**WHAT IS NEEDED**
Every line of the material that follows must be printed again exactly.

**Stored entries**
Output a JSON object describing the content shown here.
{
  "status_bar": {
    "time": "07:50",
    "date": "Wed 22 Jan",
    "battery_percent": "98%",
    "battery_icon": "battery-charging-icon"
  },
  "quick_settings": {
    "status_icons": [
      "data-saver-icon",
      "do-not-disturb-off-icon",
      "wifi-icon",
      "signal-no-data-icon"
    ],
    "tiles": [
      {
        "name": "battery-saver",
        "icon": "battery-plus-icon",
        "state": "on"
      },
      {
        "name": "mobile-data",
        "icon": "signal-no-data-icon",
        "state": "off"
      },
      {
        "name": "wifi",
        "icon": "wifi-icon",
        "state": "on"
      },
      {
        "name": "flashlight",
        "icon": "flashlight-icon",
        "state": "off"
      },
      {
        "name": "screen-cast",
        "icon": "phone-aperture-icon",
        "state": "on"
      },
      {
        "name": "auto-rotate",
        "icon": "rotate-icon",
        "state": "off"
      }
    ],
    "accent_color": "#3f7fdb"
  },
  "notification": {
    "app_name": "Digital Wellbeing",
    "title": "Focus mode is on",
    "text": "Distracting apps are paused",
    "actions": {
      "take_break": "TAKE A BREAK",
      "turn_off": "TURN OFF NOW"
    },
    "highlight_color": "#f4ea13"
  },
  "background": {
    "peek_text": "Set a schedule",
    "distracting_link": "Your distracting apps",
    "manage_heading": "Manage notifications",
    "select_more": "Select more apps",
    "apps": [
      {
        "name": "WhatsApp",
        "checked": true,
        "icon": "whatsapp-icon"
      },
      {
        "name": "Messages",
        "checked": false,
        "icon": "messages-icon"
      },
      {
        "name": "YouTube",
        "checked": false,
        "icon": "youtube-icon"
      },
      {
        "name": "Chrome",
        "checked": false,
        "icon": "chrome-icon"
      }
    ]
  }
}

**TASK ANSWER**
Output a JSON object describing the content shown here.
{
  "status_bar": {
    "time": "07:50",
    "date": "Wed 22 Jan",
    "battery_percent": "98%",
    "battery_icon": "battery-charging-icon"
  },
  "quick_settings": {
    "status_icons": [
      "data-saver-icon",
      "do-not-disturb-off-icon",
      "wifi-icon",
      "signal-no-data-icon"
    ],
    "tiles": [
      {
        "name": "battery-saver",
        "icon": "battery-plus-icon",
        "state": "on"
      },
      {
        "name": "mobile-data",
        "icon": "signal-no-data-icon",
        "state": "off"
      },
      {
        "name": "wifi",
        "icon": "wifi-icon",
        "state": "on"
      },
      {
        "name": "flashlight",
        "icon": "flashlight-icon",
        "state": "off"
      },
      {
        "name": "screen-cast",
        "icon": "phone-aperture-icon",
        "state": "on"
      },
      {
        "name": "auto-rotate",
        "icon": "rotate-icon",
        "state": "off"
      }
    ],
    "accent_color": "#3f7fdb"
  },
  "notification": {
    "app_name": "Digital Wellbeing",
    "title": "Focus mode is on",
    "text": "Distracting apps are paused",
    "actions": {
      "take_break": "TAKE A BREAK",
      "turn_off": "TURN OFF NOW"
    },
    "highlight_color": "#f4ea13"
  },
  "background": {
    "peek_text": "Set a schedule",
    "distracting_link": "Your distracting apps",
    "manage_heading": "Manage notifications",
    "select_more": "Select more apps",
    "apps": [
      {
        "name": "WhatsApp",
        "checked": true,
        "icon": "whatsapp-icon"
      },
      {
        "name": "Messages",
        "checked": false,
        "icon": "messages-icon"
      },
      {
        "name": "YouTube",
        "checked": false,
        "icon": "youtube-icon"
      },
      {
        "name": "Chrome",
        "checked": false,
        "icon": "chrome-icon"
      }
    ]
  }
}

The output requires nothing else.